## WRITTEN REQUEST
Answer these questions using the text on Harmony charter schools.
(a) Who has long been president of the Houston Federation of Teachers?
(b) What percentage of Harmony fifth graders passed the state TAKS test, and what was the statewide figure?
(c) In Fuller's analysis, what share of students at three Harmony middle schools stayed enrolled for all three years?

Yet the debate over charters continues to roil, often engendering resentment from advocates of traditional public education who compete for the same public funds. The argument hinges on whether charters serve a demographically and academically comparable set of students — the key to whether an apples-to-apples comparison is possible. While many supporters have positioned charters as a solution to a problem, arguing they've succeeded in educating low-income children where public schools have failed, educators at Harmony seem more content merely to occupy a niche: operating high-achieving schools for racially diverse but often middle-class and motivated students.
“The kids who come here are the ones whose parents care enough to fill out the application but can’t afford private school,” Hall says. "We're not trying to compete with the public schools. We're just trying to supplement what they're doing."
Various charter operators have tangled bitterly with teachers unions, but Harmony has managed to avoid that strife in Houston. “There hasn’t been any ill will with them,” says longtime Houston Federation of Teachers President Gayle Fallon, never one to hold her tongue. “They don’t come out and bash the public schools. They don’t necessarily come out and say, ‘We’ve got the same kids as the public schools.’ They’re not as noisy as KIPP and YES. That’s probably a smart move on their part — sometimes you do better flying under the radar.”
Comparing the kids
Tarim, the superintendent, seems to be learning the art of public relations as his burgeoning operation gets more attention. In a recent sit-down with the The Texas Tribune, he showed an extended slide show and raved in great depth about the schools for more than two hours. He noted that his demographics aren't much different than those of non-charter schools: Harmony educates almost the same racial mix as public schools statewide — the difference is that it serves fewer white students and more Asian students — and the percentage of economically disadvantaged children enrolled matches the state average of 56 percent, according to state data. Yet success rates on the state TAKS test, Tarim points out, are much higher at Harmony: In the third grade, 95 percent passed compared to 76 percent statewide; in the fifth grade, 92 percent versus 69 percent; and in the ninth grade, 95 percent versus 56 percent.
While Harmony’s test scores are outstanding by any measure, a true comparison to the non-charter schools is tricky. The school districts in big cities where Harmony operates often serve an even greater percentage of economically distressed students. And Harmony schools naturally attract more-motivated parents seeking a more rigorous environment and willing to play a supporting role. Like many charters, Harmony purposely does not offer transportation, partly as a matter of cost concerns but mostly out of a desire to demand a family investment, Tarim says.
The other issue dogging the high results of charters like Harmony involves student attrition. State law prevents charters from using selective criteria for admissions, but many critics have argued that they find ways to push out lower-performing students after they've enrolled. Ed Fuller, associate director of research for the University Council for Educational Administration at the University of Texas, recently irked Harmony officials and other charter advocates when he told USA Today that the network’s attrition rate was “50 percent” and that those who left were the lower-performing students, leaving stronger students behind to push up overall test scores.
In an interview with the Tribune, Fuller conceded that the percentage was merely an estimate based on an informal review of high school-level data, not a comprehensive study. (The vast majority of Harmony students currently are in lower grades, though its high schools are expanding.) Asked to more formally and thoroughly examine the data, Fuller produced statistics on student attrition for all charter middle schools in the state’s regular accountability system (which excludes the dropout recovery charters serving exclusively troubled students.) At three Harmony middle schools included in Fuller’s analysis, between 61 and 67 percent of students remained enrolled for all three years, compared to an average of about 80 percent for all schools in their respective regions and 76 percent statewide.

## ENTRIES SUPPLIED
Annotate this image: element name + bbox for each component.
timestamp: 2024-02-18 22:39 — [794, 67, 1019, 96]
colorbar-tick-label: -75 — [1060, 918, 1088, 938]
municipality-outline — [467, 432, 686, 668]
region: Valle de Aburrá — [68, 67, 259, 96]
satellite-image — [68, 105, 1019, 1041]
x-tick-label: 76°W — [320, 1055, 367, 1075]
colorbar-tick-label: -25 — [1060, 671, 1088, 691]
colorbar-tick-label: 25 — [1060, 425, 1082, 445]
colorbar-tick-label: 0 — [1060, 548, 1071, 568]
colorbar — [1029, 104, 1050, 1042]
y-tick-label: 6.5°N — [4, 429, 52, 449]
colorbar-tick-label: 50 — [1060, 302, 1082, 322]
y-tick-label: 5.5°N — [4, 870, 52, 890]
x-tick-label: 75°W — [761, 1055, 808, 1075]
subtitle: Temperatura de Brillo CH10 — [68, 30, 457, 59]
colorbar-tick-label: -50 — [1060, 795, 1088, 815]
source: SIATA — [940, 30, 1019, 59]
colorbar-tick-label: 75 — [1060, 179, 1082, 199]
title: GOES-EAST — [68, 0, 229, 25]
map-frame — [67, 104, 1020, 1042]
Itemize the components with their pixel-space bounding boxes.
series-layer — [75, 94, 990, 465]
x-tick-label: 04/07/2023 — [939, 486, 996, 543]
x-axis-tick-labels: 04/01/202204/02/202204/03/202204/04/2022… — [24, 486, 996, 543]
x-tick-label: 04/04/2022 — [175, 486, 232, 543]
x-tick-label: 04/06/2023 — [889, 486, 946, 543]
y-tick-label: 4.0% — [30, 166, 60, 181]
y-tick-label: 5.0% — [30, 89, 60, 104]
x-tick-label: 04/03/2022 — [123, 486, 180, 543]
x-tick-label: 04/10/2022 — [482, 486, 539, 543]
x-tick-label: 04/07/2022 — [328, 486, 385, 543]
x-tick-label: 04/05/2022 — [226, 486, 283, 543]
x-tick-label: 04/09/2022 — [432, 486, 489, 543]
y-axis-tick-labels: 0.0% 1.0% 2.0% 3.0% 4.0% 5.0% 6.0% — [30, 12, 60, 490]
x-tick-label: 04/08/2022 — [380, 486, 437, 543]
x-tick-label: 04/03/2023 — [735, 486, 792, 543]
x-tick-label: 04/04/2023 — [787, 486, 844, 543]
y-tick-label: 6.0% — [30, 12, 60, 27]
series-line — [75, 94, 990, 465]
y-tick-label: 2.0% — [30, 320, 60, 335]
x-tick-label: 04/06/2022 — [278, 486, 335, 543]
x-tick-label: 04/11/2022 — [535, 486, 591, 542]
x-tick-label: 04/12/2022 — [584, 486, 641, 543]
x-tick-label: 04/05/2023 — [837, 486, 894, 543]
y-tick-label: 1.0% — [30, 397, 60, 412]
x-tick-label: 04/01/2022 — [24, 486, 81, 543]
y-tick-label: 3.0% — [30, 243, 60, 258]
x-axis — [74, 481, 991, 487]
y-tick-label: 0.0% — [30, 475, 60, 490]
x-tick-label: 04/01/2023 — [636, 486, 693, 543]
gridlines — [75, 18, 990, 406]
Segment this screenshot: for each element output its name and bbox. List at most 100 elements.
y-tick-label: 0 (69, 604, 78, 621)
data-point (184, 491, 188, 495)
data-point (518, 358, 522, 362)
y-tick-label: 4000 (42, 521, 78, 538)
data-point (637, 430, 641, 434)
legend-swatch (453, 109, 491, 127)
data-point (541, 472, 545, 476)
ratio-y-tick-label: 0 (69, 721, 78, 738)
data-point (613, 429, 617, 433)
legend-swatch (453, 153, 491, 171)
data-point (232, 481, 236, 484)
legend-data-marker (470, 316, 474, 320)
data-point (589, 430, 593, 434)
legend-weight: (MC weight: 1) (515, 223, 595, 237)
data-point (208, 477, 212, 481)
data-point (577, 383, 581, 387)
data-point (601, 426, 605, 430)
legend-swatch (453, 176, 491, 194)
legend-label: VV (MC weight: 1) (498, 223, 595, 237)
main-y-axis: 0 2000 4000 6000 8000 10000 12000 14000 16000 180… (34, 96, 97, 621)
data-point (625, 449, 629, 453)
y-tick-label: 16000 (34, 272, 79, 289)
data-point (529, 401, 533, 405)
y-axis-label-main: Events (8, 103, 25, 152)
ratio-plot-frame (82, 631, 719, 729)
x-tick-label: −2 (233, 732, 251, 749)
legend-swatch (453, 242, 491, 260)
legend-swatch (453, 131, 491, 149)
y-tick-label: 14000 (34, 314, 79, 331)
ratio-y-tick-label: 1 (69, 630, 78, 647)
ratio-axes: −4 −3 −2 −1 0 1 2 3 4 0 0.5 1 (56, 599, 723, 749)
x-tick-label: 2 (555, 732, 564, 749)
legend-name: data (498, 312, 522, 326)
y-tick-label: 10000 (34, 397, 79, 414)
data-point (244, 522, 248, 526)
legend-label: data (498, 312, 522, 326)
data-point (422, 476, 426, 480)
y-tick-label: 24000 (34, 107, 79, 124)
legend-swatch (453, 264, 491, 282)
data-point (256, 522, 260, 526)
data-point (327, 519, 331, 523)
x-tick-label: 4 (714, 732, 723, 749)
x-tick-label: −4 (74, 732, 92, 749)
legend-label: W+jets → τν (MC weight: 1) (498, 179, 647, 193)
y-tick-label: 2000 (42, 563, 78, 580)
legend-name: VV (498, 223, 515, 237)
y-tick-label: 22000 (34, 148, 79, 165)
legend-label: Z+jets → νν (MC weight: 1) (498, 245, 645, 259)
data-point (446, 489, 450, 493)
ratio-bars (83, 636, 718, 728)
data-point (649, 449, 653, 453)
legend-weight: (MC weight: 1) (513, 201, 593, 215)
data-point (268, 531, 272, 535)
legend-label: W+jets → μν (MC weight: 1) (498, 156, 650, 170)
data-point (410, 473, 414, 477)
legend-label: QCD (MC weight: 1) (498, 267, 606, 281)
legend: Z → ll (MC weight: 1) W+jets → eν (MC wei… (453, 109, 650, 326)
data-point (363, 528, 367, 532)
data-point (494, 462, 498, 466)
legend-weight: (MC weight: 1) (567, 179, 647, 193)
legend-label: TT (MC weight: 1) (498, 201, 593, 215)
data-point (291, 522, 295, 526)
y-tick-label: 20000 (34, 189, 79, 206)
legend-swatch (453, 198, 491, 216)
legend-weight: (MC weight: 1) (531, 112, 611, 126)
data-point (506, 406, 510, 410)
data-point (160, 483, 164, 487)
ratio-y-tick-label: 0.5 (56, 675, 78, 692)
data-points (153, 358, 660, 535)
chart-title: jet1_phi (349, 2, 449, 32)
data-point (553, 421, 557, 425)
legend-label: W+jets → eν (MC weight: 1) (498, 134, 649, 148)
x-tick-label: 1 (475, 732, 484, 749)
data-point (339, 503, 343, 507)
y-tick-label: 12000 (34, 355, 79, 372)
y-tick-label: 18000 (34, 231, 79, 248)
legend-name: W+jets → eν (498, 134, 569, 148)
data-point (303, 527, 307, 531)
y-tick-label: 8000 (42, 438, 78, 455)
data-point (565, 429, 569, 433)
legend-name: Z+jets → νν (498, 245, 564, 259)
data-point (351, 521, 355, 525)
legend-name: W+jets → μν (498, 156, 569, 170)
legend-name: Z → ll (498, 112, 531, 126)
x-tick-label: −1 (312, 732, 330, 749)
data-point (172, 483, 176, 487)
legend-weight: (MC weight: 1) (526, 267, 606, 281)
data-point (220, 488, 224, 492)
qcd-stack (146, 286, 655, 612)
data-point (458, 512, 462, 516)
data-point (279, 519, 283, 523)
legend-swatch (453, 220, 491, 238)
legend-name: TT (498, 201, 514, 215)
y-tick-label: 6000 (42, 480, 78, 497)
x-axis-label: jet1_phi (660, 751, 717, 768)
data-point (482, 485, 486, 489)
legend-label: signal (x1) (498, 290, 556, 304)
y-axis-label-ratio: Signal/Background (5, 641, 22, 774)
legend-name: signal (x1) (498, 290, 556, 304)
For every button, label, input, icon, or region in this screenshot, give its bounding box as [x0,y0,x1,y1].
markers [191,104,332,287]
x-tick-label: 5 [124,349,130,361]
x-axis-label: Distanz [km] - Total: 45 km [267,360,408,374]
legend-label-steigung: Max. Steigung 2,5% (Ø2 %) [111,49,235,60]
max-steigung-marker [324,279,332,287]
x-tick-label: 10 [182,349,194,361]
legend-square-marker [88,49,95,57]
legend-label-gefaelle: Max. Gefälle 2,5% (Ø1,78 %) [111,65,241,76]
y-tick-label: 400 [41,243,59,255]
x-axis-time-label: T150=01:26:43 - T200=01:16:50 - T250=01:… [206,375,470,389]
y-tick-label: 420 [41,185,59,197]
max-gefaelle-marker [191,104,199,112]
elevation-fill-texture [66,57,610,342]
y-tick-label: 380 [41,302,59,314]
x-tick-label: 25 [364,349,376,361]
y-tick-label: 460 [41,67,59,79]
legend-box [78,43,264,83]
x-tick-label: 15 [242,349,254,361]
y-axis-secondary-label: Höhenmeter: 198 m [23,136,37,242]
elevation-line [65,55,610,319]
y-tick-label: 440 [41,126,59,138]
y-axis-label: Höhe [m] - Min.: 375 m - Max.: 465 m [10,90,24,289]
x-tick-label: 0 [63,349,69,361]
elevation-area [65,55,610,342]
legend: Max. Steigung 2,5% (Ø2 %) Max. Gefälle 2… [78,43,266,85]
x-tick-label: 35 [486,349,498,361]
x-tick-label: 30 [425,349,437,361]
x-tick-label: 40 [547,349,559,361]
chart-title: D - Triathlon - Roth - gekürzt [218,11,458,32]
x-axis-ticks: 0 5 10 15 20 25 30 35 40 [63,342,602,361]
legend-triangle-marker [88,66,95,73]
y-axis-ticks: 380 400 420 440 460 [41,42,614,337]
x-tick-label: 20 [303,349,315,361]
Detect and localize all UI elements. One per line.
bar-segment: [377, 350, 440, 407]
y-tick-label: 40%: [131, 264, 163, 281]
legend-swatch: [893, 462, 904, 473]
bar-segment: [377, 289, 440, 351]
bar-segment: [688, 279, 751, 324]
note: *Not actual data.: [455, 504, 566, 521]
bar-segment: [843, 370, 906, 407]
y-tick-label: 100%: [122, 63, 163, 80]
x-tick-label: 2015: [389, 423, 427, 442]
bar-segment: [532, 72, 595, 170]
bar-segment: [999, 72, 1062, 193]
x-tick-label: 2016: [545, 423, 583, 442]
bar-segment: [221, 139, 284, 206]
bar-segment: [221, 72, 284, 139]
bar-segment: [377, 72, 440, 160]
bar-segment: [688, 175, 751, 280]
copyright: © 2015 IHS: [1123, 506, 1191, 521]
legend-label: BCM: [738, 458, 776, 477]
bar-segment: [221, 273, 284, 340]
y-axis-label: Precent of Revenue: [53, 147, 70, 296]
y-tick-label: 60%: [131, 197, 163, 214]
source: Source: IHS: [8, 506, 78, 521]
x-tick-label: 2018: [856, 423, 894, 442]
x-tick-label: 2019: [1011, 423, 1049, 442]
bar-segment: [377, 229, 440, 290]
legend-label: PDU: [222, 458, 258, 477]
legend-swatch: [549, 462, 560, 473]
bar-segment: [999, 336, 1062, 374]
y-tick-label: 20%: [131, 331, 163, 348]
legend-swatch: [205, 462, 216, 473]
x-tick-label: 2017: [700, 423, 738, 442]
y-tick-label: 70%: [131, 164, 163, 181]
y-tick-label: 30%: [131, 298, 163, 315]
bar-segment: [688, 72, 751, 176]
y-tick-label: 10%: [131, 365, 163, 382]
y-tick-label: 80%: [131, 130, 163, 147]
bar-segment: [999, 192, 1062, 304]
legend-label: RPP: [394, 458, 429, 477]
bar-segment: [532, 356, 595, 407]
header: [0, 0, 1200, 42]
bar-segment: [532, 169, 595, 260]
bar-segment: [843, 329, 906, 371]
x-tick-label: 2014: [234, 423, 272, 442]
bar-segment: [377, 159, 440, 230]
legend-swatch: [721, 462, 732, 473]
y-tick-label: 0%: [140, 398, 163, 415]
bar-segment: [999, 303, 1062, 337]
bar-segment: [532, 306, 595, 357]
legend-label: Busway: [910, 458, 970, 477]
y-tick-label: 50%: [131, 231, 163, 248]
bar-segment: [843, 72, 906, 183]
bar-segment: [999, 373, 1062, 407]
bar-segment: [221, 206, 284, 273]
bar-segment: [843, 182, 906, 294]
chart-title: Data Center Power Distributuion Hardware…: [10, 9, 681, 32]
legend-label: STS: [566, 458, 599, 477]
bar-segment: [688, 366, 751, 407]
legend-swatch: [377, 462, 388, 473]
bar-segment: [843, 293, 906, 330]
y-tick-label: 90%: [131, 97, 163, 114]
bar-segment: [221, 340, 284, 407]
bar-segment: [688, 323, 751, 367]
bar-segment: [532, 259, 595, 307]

## RESULT FOR THIS EXERCISE
(a) Gayle Fallon
(b) 92 percent at Harmony, compared with 69 percent statewide
(c) Between 61 and 67 percent